§ **Exercise description**: Repeat the material verbatim. Images are excluded from the copy.

§ **Input records**:
§

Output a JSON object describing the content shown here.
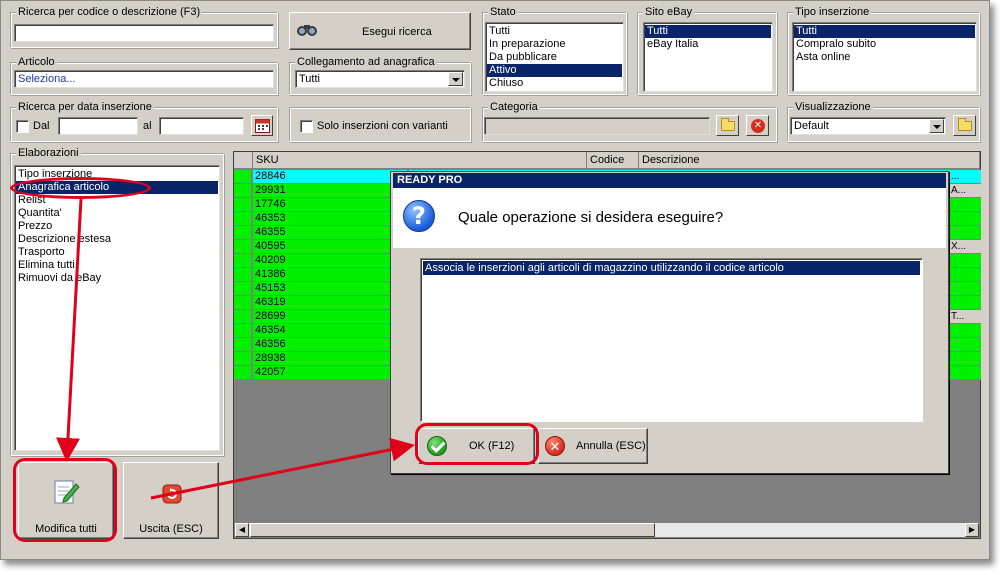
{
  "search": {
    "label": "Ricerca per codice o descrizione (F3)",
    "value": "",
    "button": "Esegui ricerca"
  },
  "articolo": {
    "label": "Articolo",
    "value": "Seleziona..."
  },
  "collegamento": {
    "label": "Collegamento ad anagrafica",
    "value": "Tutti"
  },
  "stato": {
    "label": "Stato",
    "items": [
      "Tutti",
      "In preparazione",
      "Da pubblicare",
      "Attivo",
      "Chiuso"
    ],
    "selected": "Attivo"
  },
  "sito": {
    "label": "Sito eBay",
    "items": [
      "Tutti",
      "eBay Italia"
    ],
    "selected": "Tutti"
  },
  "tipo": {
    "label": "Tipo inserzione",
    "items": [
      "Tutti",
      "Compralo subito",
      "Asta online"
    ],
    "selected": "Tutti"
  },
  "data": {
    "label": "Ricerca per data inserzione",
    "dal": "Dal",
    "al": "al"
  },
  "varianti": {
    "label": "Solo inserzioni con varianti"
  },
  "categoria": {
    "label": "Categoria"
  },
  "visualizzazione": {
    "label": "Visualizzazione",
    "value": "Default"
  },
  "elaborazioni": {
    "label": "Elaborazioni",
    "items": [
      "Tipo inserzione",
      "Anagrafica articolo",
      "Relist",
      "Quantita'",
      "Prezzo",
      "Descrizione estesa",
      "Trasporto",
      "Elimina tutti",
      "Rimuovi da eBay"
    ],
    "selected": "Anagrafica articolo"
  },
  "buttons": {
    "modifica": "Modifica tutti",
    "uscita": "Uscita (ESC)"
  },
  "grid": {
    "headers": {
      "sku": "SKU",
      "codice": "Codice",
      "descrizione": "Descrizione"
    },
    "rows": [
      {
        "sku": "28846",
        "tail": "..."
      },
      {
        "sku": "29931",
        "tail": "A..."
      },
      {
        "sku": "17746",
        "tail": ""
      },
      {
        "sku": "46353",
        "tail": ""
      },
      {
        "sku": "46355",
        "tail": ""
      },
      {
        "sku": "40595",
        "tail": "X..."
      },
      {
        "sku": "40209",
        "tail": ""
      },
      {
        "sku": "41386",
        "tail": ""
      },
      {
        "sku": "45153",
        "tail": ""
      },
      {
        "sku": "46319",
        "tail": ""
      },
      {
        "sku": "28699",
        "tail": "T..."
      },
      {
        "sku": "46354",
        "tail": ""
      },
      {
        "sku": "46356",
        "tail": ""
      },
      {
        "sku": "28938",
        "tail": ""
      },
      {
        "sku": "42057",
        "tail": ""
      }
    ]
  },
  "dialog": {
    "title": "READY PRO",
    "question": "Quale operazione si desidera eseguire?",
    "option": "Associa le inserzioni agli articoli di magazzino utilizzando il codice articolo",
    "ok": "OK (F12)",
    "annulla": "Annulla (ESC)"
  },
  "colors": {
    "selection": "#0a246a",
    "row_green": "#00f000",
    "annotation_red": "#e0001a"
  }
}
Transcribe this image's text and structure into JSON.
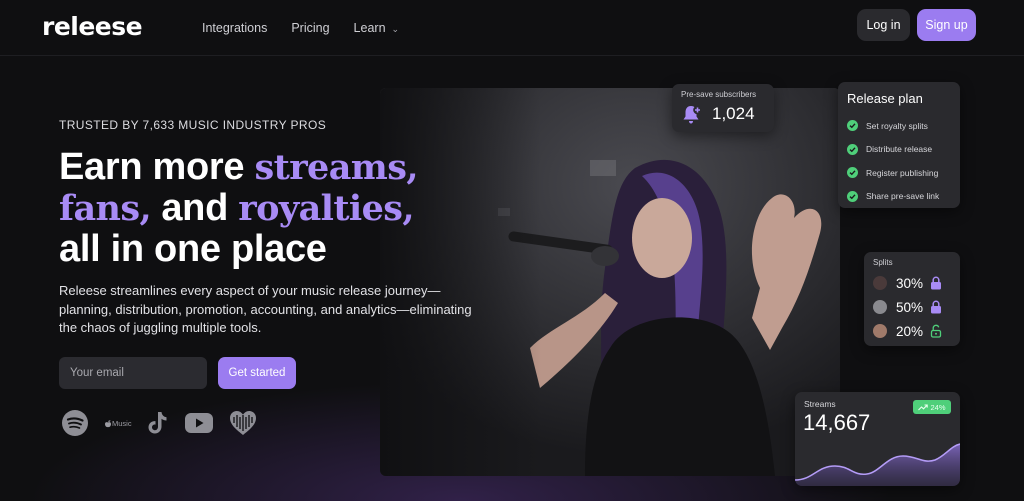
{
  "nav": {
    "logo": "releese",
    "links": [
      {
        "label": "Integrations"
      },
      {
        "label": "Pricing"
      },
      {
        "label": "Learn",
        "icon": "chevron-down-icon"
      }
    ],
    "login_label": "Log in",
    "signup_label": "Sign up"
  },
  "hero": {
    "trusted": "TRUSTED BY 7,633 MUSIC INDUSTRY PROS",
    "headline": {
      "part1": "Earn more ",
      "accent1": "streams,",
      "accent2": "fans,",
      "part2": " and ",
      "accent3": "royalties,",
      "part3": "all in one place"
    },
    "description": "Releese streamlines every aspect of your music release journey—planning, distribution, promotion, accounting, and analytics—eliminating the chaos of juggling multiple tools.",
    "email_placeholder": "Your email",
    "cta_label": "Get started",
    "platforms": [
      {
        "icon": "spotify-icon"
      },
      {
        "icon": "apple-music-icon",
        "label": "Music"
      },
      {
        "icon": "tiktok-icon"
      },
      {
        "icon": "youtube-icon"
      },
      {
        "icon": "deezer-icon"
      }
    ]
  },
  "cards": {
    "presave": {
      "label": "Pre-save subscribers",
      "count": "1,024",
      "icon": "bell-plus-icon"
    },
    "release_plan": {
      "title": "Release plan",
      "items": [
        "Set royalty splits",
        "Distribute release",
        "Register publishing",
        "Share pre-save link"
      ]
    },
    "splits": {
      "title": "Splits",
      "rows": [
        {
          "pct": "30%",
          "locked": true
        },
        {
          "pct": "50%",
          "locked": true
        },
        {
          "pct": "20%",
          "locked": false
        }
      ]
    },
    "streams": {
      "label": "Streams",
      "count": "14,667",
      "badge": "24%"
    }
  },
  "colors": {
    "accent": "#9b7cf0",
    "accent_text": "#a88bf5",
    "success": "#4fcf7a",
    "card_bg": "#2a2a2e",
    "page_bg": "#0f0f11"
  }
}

§

§ **Solution to this problem**:
Output a JSON object describing the content shown here.
{
  "search": {
    "label": "Ricerca per codice o descrizione (F3)",
    "value": "",
    "button": "Esegui ricerca"
  },
  "articolo": {
    "label": "Articolo",
    "value": "Seleziona..."
  },
  "collegamento": {
    "label": "Collegamento ad anagrafica",
    "value": "Tutti"
  },
  "stato": {
    "label": "Stato",
    "items": [
      "Tutti",
      "In preparazione",
      "Da pubblicare",
      "Attivo",
      "Chiuso"
    ],
    "selected": "Attivo"
  },
  "sito": {
    "label": "Sito eBay",
    "items": [
      "Tutti",
      "eBay Italia"
    ],
    "selected": "Tutti"
  },
  "tipo": {
    "label": "Tipo inserzione",
    "items": [
      "Tutti",
      "Compralo subito",
      "Asta online"
    ],
    "selected": "Tutti"
  },
  "data": {
    "label": "Ricerca per data inserzione",
    "dal": "Dal",
    "al": "al"
  },
  "varianti": {
    "label": "Solo inserzioni con varianti"
  },
  "categoria": {
    "label": "Categoria"
  },
  "visualizzazione": {
    "label": "Visualizzazione",
    "value": "Default"
  },
  "elaborazioni": {
    "label": "Elaborazioni",
    "items": [
      "Tipo inserzione",
      "Anagrafica articolo",
      "Relist",
      "Quantita'",
      "Prezzo",
      "Descrizione estesa",
      "Trasporto",
      "Elimina tutti",
      "Rimuovi da eBay"
    ],
    "selected": "Anagrafica articolo"
  },
  "buttons": {
    "modifica": "Modifica tutti",
    "uscita": "Uscita (ESC)"
  },
  "grid": {
    "headers": {
      "sku": "SKU",
      "codice": "Codice",
      "descrizione": "Descrizione"
    },
    "rows": [
      {
        "sku": "28846",
        "tail": "..."
      },
      {
        "sku": "29931",
        "tail": "A..."
      },
      {
        "sku": "17746",
        "tail": ""
      },
      {
        "sku": "46353",
        "tail": ""
      },
      {
        "sku": "46355",
        "tail": ""
      },
      {
        "sku": "40595",
        "tail": "X..."
      },
      {
        "sku": "40209",
        "tail": ""
      },
      {
        "sku": "41386",
        "tail": ""
      },
      {
        "sku": "45153",
        "tail": ""
      },
      {
        "sku": "46319",
        "tail": ""
      },
      {
        "sku": "28699",
        "tail": "T..."
      },
      {
        "sku": "46354",
        "tail": ""
      },
      {
        "sku": "46356",
        "tail": ""
      },
      {
        "sku": "28938",
        "tail": ""
      },
      {
        "sku": "42057",
        "tail": ""
      }
    ]
  },
  "dialog": {
    "title": "READY PRO",
    "question": "Quale operazione si desidera eseguire?",
    "option": "Associa le inserzioni agli articoli di magazzino utilizzando il codice articolo",
    "ok": "OK (F12)",
    "annulla": "Annulla (ESC)"
  },
  "colors": {
    "selection": "#0a246a",
    "row_green": "#00f000",
    "annotation_red": "#e0001a"
  }
}
Transcribe this image's text and structure into JSON.
{
  "nav": {
    "logo": "releese",
    "links": [
      {
        "label": "Integrations"
      },
      {
        "label": "Pricing"
      },
      {
        "label": "Learn",
        "icon": "chevron-down-icon"
      }
    ],
    "login_label": "Log in",
    "signup_label": "Sign up"
  },
  "hero": {
    "trusted": "TRUSTED BY 7,633 MUSIC INDUSTRY PROS",
    "headline": {
      "part1": "Earn more ",
      "accent1": "streams,",
      "accent2": "fans,",
      "part2": " and ",
      "accent3": "royalties,",
      "part3": "all in one place"
    },
    "description": "Releese streamlines every aspect of your music release journey—planning, distribution, promotion, accounting, and analytics—eliminating the chaos of juggling multiple tools.",
    "email_placeholder": "Your email",
    "cta_label": "Get started",
    "platforms": [
      {
        "icon": "spotify-icon"
      },
      {
        "icon": "apple-music-icon",
        "label": "Music"
      },
      {
        "icon": "tiktok-icon"
      },
      {
        "icon": "youtube-icon"
      },
      {
        "icon": "deezer-icon"
      }
    ]
  },
  "cards": {
    "presave": {
      "label": "Pre-save subscribers",
      "count": "1,024",
      "icon": "bell-plus-icon"
    },
    "release_plan": {
      "title": "Release plan",
      "items": [
        "Set royalty splits",
        "Distribute release",
        "Register publishing",
        "Share pre-save link"
      ]
    },
    "splits": {
      "title": "Splits",
      "rows": [
        {
          "pct": "30%",
          "locked": true
        },
        {
          "pct": "50%",
          "locked": true
        },
        {
          "pct": "20%",
          "locked": false
        }
      ]
    },
    "streams": {
      "label": "Streams",
      "count": "14,667",
      "badge": "24%"
    }
  },
  "colors": {
    "accent": "#9b7cf0",
    "accent_text": "#a88bf5",
    "success": "#4fcf7a",
    "card_bg": "#2a2a2e",
    "page_bg": "#0f0f11"
  }
}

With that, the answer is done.